### Written instruction
Turn the material from the line with "line-number: 2 <box>41 130 51 150</box>" up to and including the line with "plugins-button[interactable]: Plugins PLUS" into a Markdown table with two columns, Row and Line, giving each line a row number and leaving out blank lines.
Start of Information given
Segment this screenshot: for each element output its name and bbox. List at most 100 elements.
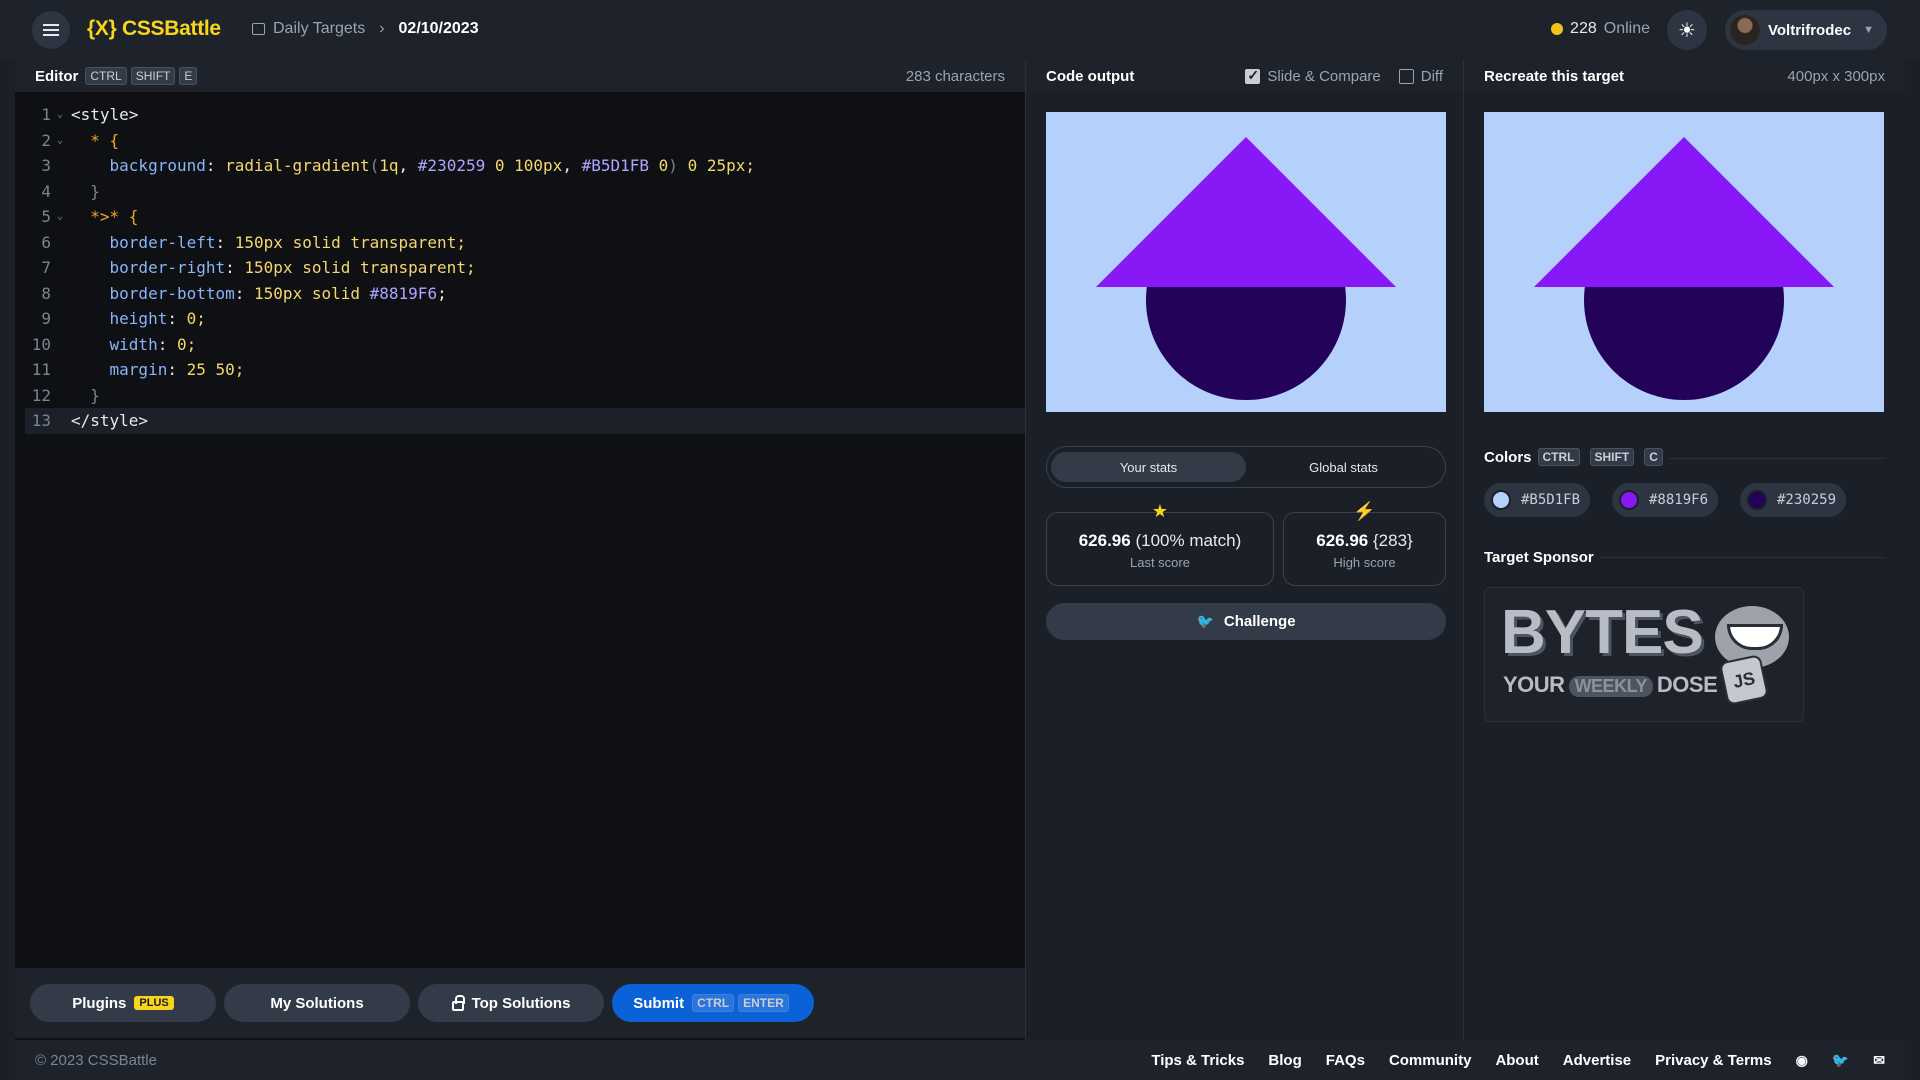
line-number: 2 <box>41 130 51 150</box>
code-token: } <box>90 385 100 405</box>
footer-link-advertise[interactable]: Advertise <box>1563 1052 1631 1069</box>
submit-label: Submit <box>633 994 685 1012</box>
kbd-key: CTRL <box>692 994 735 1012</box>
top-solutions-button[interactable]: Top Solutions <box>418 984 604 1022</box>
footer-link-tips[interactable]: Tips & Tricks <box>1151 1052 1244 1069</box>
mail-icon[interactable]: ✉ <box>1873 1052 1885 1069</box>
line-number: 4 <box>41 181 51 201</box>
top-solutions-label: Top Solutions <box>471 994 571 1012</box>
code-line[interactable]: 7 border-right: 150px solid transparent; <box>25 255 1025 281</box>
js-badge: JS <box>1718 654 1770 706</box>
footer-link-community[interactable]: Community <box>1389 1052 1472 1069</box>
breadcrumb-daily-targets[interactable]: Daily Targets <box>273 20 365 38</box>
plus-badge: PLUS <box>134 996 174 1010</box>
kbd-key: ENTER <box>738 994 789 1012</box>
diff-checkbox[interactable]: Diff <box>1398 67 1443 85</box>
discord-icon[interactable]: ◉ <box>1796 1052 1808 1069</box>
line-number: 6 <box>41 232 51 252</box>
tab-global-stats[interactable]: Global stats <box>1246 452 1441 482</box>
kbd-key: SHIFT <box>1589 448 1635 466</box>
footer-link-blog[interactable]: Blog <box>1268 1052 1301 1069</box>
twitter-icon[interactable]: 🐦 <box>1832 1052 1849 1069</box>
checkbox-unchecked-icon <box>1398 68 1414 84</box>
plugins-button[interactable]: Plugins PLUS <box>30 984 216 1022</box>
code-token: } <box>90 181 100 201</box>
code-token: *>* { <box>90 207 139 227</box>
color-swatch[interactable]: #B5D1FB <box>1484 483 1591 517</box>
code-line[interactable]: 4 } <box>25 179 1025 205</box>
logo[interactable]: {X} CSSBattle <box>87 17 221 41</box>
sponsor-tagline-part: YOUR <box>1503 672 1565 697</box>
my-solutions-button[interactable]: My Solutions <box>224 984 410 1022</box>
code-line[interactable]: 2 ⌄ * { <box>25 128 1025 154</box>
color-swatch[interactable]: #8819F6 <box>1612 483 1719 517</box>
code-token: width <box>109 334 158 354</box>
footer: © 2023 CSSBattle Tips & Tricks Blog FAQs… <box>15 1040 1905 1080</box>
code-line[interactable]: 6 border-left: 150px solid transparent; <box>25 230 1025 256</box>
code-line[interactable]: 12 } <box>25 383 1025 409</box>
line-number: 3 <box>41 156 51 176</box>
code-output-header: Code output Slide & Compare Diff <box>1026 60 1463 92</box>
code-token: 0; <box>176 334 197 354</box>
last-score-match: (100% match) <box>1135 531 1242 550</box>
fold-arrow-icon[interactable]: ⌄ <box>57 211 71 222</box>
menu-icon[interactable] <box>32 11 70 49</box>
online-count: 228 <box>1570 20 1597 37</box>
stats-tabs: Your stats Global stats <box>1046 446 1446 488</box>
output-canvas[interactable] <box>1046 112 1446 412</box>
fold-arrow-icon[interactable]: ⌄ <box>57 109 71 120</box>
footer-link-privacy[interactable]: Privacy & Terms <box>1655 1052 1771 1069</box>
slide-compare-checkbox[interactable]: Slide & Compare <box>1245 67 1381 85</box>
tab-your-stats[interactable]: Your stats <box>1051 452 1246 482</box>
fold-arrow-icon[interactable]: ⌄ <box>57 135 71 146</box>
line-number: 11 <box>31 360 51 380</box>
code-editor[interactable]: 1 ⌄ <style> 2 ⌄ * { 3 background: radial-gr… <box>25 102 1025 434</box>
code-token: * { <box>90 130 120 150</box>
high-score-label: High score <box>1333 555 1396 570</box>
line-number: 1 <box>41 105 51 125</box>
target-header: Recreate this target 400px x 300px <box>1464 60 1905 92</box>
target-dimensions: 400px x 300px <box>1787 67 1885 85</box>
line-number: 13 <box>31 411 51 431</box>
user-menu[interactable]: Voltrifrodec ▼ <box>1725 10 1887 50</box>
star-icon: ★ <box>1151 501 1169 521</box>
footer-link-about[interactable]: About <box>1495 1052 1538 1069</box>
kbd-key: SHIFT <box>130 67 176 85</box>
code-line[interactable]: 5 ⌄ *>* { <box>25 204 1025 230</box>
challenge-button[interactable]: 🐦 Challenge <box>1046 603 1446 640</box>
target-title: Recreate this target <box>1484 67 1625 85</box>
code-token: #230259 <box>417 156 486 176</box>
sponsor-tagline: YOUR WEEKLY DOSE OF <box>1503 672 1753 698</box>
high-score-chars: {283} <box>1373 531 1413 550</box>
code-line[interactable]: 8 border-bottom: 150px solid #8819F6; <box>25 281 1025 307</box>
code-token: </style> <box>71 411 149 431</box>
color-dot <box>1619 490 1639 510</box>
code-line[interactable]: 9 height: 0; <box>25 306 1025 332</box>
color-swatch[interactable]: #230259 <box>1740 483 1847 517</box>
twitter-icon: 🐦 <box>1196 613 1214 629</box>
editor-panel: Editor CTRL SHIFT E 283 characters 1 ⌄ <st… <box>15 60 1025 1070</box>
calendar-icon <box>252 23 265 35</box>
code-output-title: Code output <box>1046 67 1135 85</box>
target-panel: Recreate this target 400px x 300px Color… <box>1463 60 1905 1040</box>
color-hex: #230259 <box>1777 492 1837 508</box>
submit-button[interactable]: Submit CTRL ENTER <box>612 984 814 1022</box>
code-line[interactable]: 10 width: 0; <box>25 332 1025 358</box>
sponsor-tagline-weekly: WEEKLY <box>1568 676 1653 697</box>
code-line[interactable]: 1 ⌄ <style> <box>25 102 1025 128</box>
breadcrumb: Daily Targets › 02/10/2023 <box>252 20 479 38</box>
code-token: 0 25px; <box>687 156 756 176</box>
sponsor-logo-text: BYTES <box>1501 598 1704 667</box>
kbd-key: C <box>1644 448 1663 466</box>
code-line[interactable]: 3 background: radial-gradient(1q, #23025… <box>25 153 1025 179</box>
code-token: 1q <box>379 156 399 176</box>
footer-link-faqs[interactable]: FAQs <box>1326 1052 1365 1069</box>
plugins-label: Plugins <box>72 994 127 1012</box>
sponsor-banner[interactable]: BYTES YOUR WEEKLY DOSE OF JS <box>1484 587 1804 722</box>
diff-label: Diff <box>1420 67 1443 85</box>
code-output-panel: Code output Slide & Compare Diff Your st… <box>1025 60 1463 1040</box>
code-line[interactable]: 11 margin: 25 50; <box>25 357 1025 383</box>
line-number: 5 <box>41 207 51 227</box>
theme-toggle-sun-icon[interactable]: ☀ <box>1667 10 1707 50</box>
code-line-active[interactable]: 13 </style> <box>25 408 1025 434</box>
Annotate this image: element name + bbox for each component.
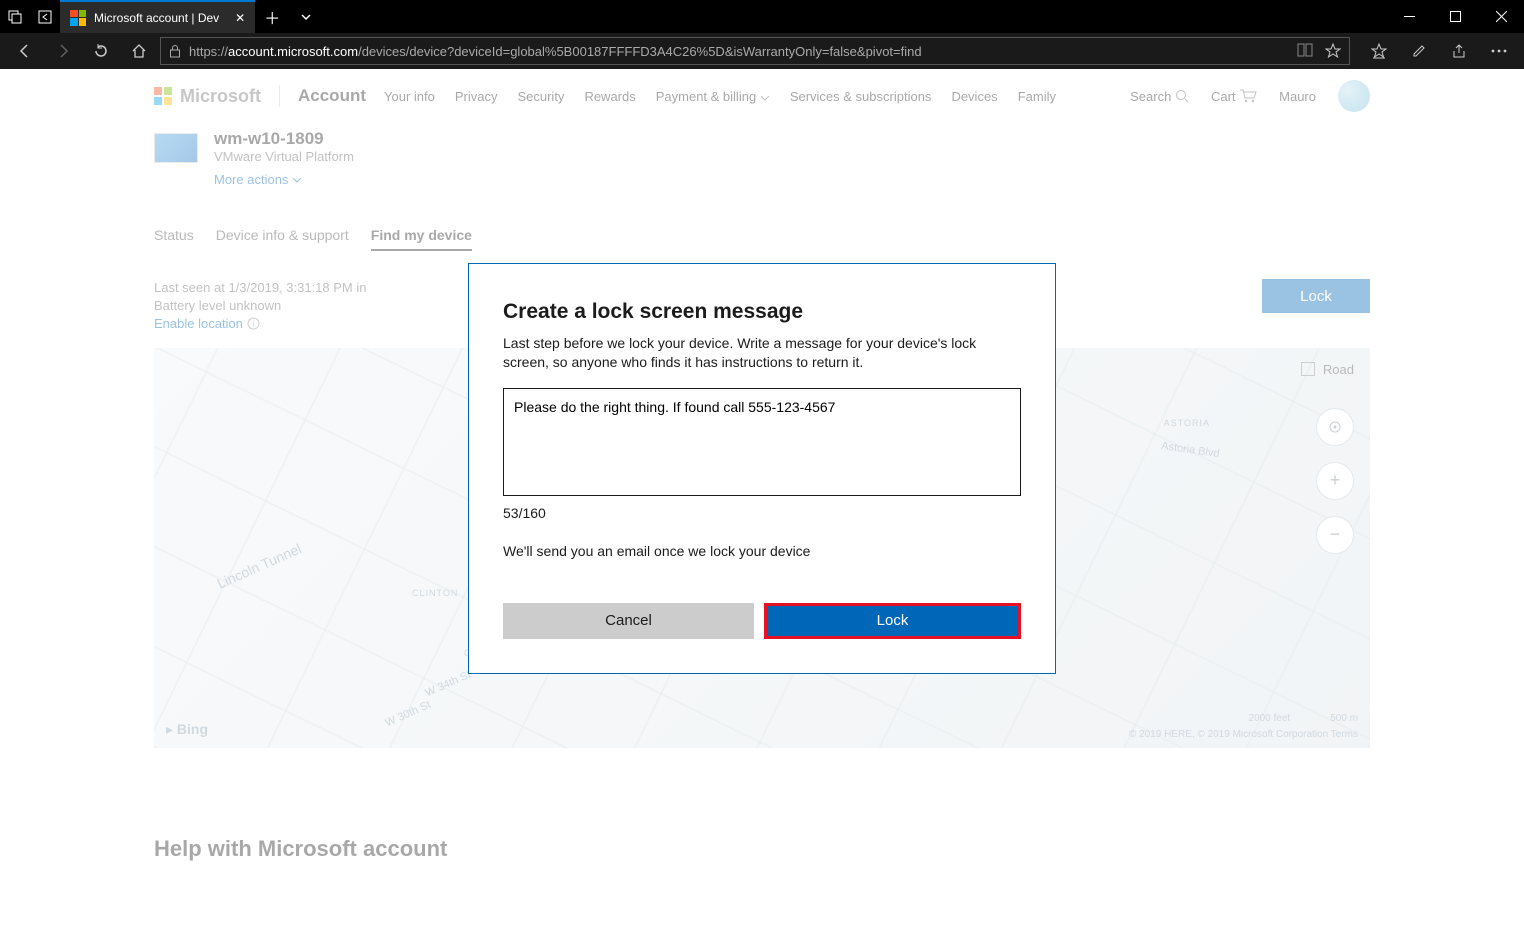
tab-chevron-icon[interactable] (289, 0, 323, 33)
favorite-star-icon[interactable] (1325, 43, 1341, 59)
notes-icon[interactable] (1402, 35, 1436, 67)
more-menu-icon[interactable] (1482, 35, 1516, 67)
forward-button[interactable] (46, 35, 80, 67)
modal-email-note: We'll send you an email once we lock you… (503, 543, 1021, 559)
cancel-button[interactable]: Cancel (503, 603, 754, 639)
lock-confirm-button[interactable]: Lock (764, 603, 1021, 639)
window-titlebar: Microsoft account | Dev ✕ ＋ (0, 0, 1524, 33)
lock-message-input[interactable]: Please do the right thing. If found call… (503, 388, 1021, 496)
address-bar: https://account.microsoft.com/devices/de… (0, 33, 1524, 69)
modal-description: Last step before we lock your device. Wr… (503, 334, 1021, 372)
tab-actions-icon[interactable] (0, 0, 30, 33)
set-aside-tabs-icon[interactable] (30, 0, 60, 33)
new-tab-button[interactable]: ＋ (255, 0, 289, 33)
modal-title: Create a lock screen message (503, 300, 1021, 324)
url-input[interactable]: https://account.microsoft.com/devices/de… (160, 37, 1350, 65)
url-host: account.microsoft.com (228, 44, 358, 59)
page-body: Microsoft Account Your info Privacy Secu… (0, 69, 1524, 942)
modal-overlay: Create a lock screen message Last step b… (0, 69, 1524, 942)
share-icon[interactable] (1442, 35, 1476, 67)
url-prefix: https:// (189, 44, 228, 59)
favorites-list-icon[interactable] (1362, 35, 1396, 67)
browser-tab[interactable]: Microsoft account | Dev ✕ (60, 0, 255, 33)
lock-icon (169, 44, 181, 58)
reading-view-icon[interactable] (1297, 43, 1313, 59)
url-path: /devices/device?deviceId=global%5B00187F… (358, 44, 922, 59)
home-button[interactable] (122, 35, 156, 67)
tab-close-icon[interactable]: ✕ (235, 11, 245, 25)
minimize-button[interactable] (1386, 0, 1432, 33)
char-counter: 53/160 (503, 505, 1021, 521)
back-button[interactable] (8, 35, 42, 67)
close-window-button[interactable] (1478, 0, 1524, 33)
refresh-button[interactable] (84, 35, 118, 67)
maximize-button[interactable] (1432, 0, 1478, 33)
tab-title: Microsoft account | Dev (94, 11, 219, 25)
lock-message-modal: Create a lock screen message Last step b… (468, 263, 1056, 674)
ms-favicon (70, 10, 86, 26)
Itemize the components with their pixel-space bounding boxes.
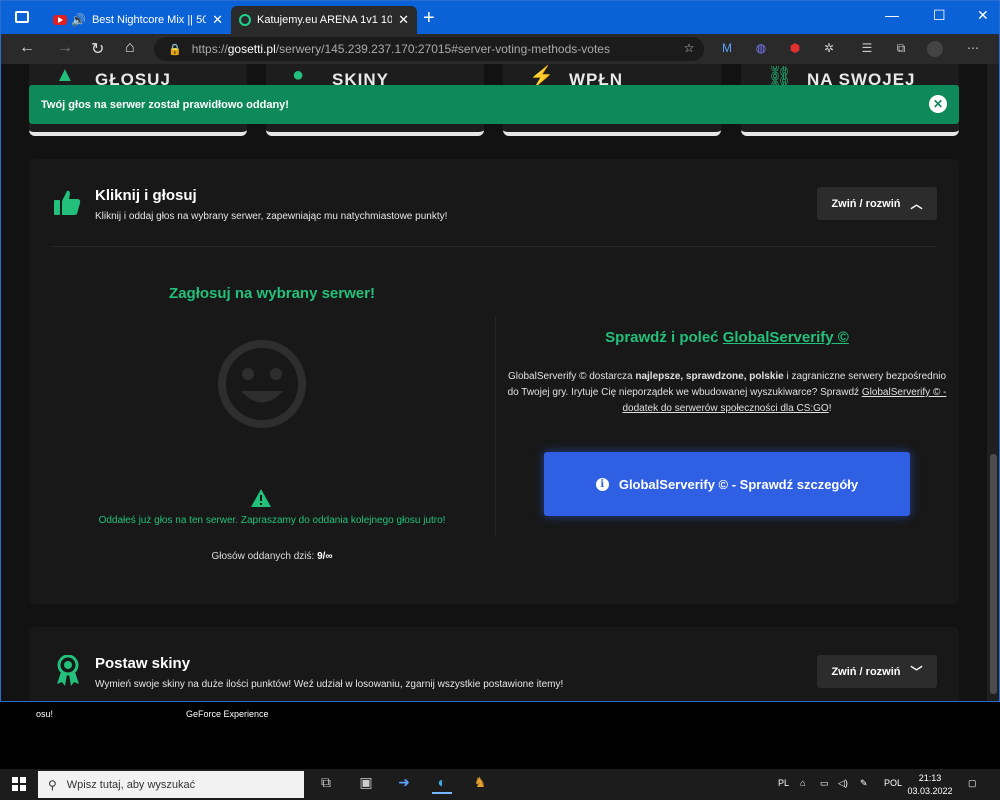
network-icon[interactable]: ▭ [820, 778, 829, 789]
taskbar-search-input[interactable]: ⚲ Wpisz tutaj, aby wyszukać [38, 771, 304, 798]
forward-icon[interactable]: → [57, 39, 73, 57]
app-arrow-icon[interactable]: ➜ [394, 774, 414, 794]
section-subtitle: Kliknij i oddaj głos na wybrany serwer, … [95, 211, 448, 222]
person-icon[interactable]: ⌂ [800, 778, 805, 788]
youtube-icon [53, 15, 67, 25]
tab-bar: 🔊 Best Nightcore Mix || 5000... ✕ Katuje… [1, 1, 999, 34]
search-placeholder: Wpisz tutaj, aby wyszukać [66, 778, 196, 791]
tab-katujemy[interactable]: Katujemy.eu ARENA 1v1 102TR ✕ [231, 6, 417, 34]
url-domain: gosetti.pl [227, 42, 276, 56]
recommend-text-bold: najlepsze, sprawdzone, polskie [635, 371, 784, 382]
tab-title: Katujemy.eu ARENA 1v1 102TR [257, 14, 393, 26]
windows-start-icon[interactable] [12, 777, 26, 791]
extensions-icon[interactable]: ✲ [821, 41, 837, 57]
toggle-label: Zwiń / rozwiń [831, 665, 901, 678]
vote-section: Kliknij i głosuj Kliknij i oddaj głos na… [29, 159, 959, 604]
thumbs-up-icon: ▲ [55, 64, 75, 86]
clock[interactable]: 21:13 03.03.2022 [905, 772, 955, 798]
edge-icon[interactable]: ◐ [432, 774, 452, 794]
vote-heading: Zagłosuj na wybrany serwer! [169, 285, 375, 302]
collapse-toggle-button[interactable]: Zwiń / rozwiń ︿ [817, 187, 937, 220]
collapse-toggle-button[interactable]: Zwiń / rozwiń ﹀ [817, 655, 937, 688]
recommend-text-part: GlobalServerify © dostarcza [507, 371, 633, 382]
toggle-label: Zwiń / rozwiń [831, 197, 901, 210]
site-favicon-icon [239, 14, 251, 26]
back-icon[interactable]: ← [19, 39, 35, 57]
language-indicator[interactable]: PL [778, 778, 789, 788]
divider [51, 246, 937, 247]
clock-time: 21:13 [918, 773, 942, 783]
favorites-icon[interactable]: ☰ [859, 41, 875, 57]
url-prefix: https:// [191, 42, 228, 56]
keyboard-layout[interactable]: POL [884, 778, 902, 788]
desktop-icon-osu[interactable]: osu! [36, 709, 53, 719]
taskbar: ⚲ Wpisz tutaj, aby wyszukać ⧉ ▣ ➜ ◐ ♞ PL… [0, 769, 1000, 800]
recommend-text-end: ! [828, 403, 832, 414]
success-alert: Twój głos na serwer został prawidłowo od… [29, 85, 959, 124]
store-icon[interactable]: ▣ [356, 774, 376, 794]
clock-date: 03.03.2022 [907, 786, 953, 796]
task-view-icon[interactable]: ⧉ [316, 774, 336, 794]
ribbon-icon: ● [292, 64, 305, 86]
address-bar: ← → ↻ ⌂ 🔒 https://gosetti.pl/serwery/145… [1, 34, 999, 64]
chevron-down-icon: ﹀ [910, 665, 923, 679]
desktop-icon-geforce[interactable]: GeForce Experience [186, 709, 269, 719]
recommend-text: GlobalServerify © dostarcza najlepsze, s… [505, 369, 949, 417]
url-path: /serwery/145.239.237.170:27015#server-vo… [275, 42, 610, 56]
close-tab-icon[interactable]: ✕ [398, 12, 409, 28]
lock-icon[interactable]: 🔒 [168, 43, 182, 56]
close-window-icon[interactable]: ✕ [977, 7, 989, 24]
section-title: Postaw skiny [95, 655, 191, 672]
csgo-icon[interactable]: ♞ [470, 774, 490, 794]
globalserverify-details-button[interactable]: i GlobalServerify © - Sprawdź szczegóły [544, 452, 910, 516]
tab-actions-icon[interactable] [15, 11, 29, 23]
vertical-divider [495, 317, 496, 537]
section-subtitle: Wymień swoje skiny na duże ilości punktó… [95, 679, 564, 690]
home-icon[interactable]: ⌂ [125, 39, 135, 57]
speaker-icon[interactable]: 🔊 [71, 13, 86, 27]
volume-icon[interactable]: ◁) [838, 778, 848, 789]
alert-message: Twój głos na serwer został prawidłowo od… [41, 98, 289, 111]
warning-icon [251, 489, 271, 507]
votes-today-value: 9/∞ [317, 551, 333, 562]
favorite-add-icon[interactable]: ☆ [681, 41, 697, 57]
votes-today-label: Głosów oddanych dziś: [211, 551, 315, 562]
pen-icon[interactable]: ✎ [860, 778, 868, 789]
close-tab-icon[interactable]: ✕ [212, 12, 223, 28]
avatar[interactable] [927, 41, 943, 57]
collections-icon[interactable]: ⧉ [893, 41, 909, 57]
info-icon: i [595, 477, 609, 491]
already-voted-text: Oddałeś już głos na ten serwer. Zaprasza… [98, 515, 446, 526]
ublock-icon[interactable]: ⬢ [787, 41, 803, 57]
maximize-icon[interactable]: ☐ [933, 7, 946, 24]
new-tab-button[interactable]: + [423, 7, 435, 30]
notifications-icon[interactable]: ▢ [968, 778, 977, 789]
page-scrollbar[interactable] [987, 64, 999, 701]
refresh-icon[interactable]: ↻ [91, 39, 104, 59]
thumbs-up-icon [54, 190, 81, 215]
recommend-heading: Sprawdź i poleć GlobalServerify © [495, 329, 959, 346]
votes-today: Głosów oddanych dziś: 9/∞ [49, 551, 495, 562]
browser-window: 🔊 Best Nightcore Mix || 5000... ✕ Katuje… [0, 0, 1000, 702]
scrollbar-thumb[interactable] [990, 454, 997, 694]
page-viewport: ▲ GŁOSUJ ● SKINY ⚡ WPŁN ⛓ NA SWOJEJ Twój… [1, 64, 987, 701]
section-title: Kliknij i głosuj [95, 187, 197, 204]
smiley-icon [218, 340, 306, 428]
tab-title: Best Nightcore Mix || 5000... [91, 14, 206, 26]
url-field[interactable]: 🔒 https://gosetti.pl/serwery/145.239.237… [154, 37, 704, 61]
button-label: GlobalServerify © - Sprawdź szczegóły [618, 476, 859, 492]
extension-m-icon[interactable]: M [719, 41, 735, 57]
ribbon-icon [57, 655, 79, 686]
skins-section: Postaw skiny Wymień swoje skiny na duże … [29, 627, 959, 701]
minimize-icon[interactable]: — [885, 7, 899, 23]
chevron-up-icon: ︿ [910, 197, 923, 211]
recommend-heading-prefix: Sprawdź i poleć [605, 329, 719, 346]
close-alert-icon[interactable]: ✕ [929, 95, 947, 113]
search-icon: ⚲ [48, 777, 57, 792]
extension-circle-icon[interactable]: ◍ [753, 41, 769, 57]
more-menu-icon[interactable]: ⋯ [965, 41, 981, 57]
End of Information given
### Final result
| Row | Line |
|---|---|
| 1 | line-number: 2 <box>41 130 51 150</box> |
| 2 | code-token: } <box>90 385 100 405</box> |
| 3 | footer-link-advertise[interactable]: Advertise <box>1563 1052 1631 1069</box> |
| 4 | submit-label: Submit <box>633 994 685 1012</box> |
| 5 | kbd-key: CTRL <box>692 994 735 1012</box> |
| 6 | top-solutions-button[interactable]: Top Solutions <box>418 984 604 1022</box> |
| 7 | footer-link-tips[interactable]: Tips & Tricks <box>1151 1052 1244 1069</box> |
| 8 | mail-icon[interactable]: ✉ <box>1873 1052 1885 1069</box> |
| 9 | line-number: 4 <box>41 181 51 201</box> |
| 10 | top-solutions-label: Top Solutions <box>471 994 571 1012</box> |
| 11 | code-line[interactable]: 7 border-right: 150px solid transparent; <box>25 255 1025 281</box> |
| 12 | js-badge: JS <box>1718 654 1770 706</box> |
| 13 | footer-link-community[interactable]: Community <box>1389 1052 1472 1069</box> |
| 14 | breadcrumb-daily-targets[interactable]: Daily Targets <box>273 20 365 38</box> |
| 15 | plus-badge: PLUS <box>134 996 174 1010</box> |
| 16 | kbd-key: ENTER <box>738 994 789 1012</box> |
| 17 | diff-checkbox[interactable]: Diff <box>1398 67 1443 85</box> |
| 18 | discord-icon[interactable]: ◉ <box>1796 1052 1808 1069</box> |
| 19 | line-number: 6 <box>41 232 51 252</box> |
| 20 | tab-global-stats[interactable]: Global stats <box>1246 452 1441 482</box> |
| 21 | kbd-key: SHIFT <box>1589 448 1635 466</box> |
| 22 | footer-link-blog[interactable]: Blog <box>1268 1052 1301 1069</box> |
| 23 | twitter-icon[interactable]: 🐦 <box>1832 1052 1849 1069</box> |
| 24 | checkbox-unchecked-icon <box>1398 68 1414 84</box> |
| 25 | plugins-button[interactable]: Plugins PLUS <box>30 984 216 1022</box> |